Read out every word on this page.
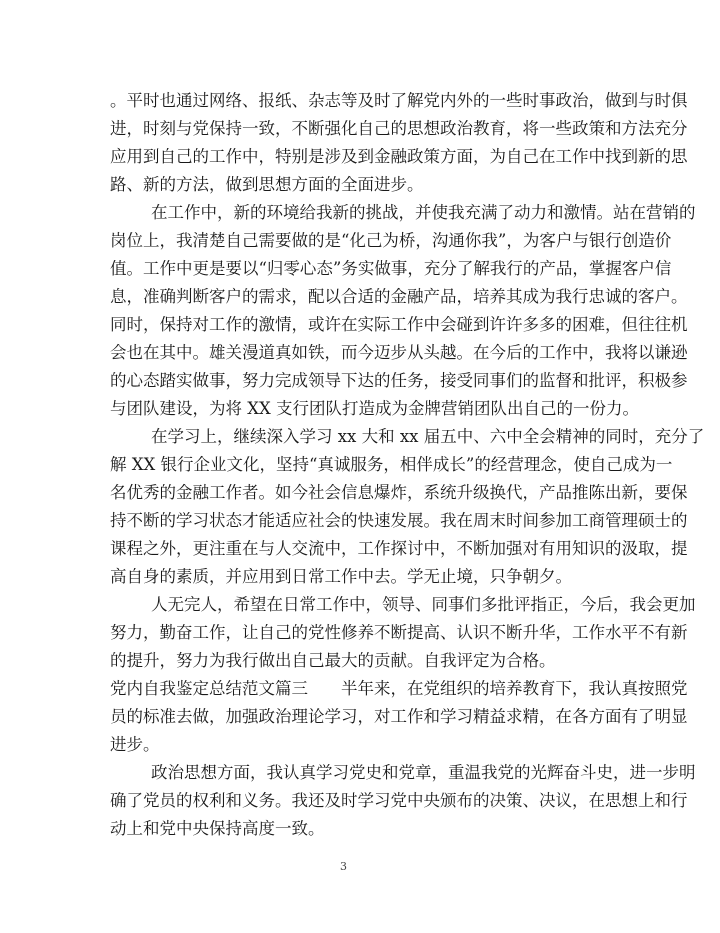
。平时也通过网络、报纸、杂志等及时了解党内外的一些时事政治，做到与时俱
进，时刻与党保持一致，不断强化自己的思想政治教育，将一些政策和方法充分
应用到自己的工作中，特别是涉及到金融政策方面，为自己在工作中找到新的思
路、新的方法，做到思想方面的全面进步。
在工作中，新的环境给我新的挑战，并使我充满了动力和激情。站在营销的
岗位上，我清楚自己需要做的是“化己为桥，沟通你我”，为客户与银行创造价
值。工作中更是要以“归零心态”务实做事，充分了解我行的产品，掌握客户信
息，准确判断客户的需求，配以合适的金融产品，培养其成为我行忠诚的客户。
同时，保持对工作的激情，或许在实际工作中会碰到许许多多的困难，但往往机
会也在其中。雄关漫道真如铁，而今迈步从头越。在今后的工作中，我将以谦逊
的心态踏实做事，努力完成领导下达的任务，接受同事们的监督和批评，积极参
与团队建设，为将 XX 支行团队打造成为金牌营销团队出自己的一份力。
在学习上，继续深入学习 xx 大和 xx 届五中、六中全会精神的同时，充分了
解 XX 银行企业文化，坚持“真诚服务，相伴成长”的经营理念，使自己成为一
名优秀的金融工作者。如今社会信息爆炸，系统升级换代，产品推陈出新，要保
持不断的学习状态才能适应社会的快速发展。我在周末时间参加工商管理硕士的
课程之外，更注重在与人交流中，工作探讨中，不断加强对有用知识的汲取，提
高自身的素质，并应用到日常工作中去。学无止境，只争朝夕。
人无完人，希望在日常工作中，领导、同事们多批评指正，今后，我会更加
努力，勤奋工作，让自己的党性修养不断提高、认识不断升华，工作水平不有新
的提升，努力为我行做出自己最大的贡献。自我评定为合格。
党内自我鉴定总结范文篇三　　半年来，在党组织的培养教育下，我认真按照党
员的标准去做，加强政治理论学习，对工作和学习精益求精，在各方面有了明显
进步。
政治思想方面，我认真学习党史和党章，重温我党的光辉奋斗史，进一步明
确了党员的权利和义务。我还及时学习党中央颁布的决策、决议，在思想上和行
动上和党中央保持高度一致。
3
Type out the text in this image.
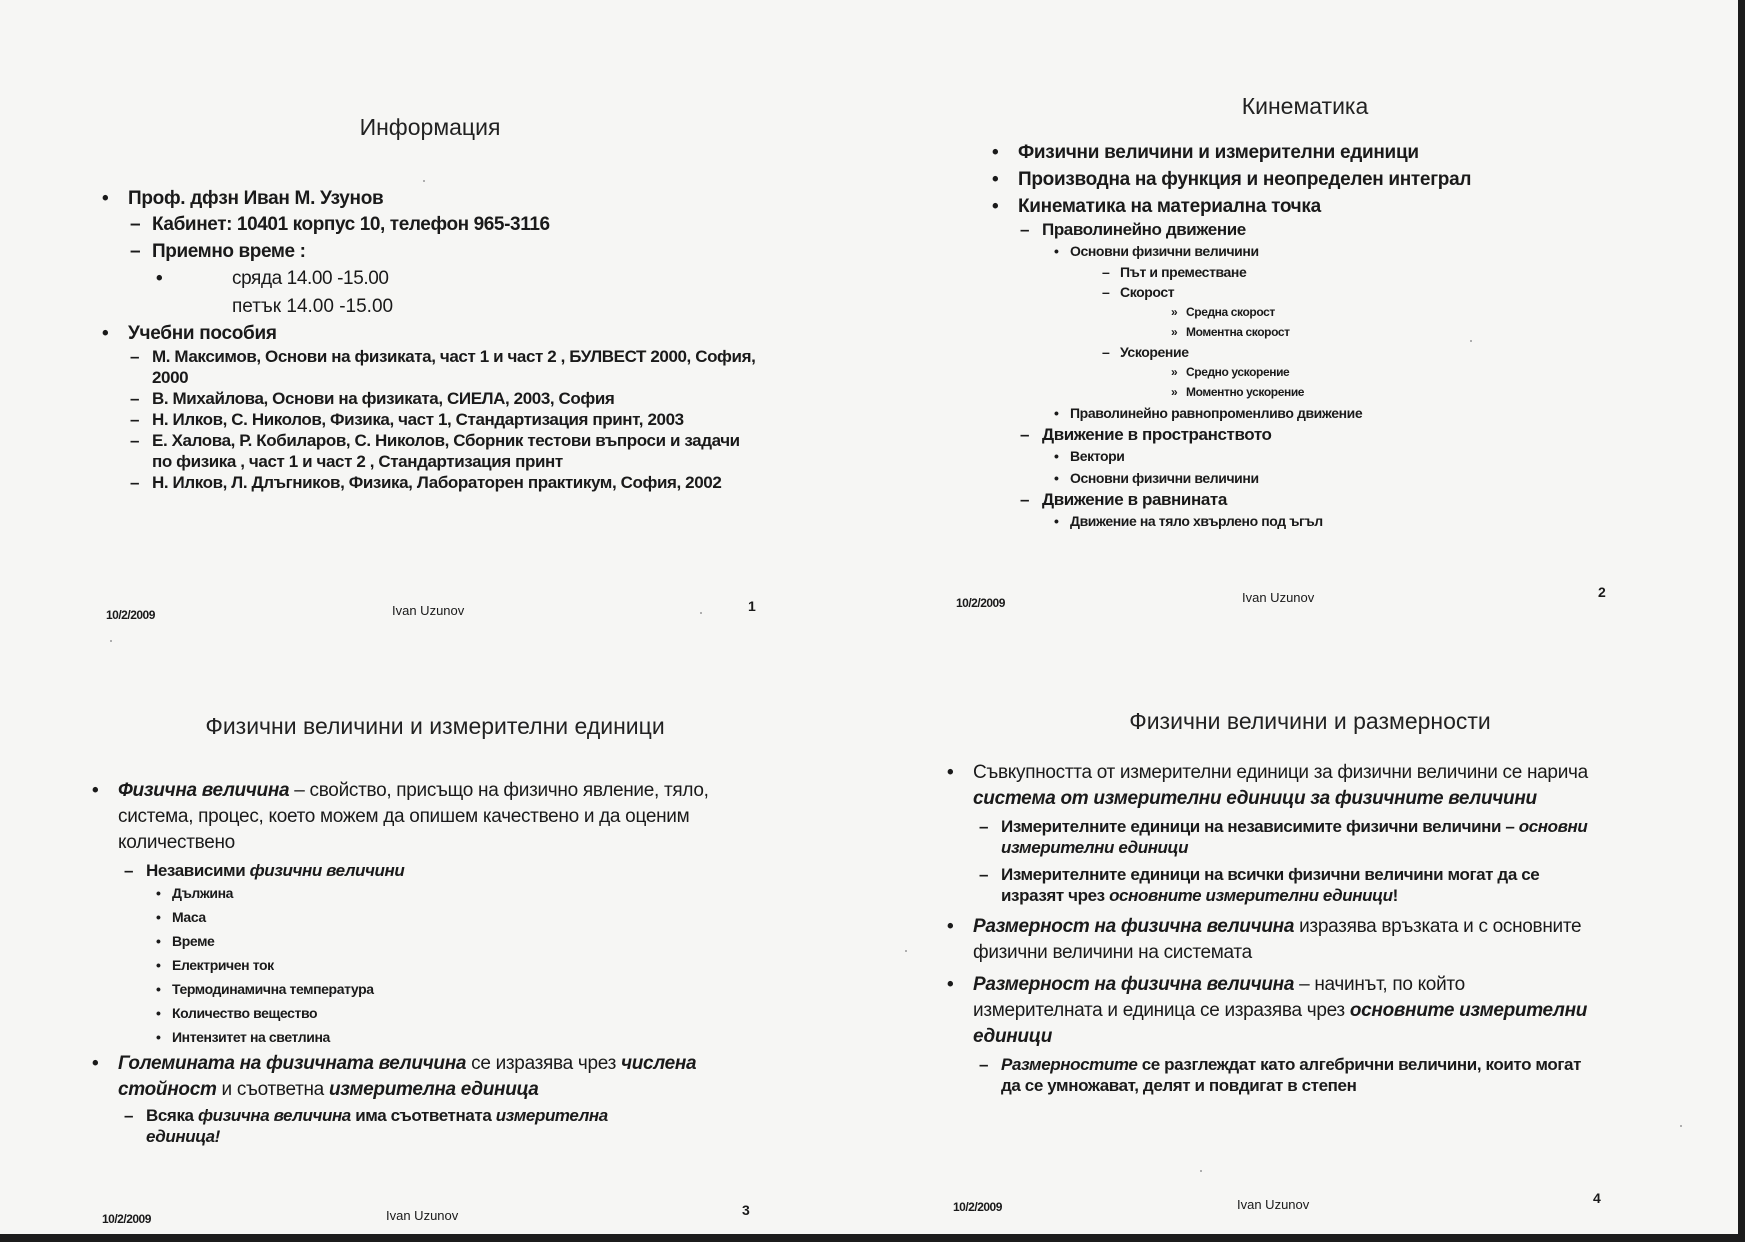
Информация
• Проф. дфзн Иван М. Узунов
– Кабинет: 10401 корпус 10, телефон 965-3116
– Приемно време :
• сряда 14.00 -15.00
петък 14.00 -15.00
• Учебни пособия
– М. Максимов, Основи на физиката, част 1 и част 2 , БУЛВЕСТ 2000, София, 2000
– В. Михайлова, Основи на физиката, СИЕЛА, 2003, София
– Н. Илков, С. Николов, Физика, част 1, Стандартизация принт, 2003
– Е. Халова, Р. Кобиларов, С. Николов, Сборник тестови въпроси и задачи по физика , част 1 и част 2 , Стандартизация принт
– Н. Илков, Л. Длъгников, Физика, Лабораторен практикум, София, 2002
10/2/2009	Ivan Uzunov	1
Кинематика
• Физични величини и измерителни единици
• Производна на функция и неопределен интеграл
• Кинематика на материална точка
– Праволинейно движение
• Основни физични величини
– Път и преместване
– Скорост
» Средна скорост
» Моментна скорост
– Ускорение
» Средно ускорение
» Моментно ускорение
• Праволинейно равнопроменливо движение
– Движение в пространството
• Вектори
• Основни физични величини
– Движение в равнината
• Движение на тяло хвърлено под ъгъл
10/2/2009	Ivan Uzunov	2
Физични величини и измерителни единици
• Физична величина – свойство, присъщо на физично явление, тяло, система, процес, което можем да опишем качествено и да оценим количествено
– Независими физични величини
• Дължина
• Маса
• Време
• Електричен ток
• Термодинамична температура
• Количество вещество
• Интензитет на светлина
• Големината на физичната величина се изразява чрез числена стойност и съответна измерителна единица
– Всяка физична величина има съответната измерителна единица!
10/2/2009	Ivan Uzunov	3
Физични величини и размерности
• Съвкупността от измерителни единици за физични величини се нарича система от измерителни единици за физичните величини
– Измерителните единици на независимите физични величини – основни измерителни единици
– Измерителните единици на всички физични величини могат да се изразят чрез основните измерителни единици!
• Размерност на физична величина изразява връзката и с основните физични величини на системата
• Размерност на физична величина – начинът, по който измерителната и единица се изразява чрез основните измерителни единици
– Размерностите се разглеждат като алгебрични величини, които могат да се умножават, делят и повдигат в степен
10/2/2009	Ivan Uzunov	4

────────

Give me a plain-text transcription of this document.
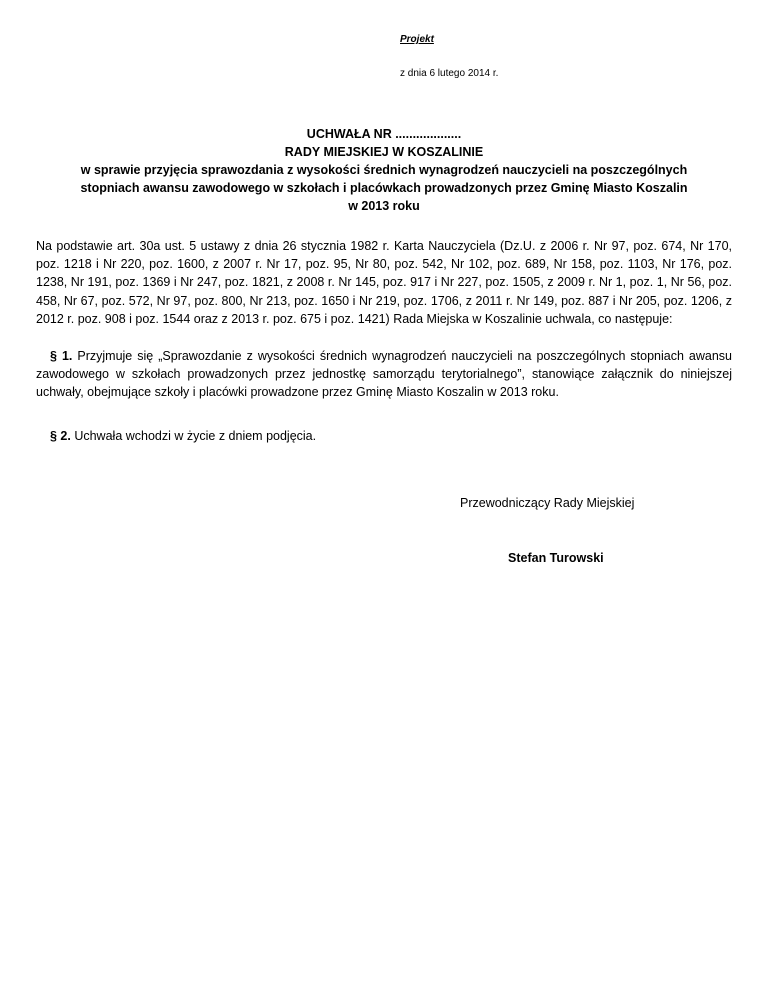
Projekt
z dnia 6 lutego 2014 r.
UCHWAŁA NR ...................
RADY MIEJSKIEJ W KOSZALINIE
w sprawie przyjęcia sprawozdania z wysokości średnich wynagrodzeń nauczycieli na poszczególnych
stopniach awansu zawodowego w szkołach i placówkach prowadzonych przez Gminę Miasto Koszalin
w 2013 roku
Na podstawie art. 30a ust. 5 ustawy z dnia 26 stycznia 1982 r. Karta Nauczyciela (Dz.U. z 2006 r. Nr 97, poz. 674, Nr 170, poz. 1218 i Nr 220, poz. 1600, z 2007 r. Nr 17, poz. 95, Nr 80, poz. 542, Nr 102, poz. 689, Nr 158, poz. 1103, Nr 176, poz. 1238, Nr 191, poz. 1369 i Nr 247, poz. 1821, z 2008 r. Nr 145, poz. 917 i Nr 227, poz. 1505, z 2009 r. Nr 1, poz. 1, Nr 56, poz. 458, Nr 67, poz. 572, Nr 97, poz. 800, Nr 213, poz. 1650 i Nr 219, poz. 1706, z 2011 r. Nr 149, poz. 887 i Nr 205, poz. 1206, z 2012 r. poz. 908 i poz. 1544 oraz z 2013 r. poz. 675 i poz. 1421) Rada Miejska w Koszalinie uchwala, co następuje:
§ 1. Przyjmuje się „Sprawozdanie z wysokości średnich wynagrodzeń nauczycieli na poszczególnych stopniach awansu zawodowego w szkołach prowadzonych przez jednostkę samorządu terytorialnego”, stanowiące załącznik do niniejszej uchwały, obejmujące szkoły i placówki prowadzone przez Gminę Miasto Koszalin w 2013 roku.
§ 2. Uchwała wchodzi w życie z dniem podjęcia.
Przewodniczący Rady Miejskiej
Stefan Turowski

────────

EXERCISE BRIEF: Only a number is expected here: the count of lines in the listing that hold the string "Ivan".

RESULT OF THE TASK: 4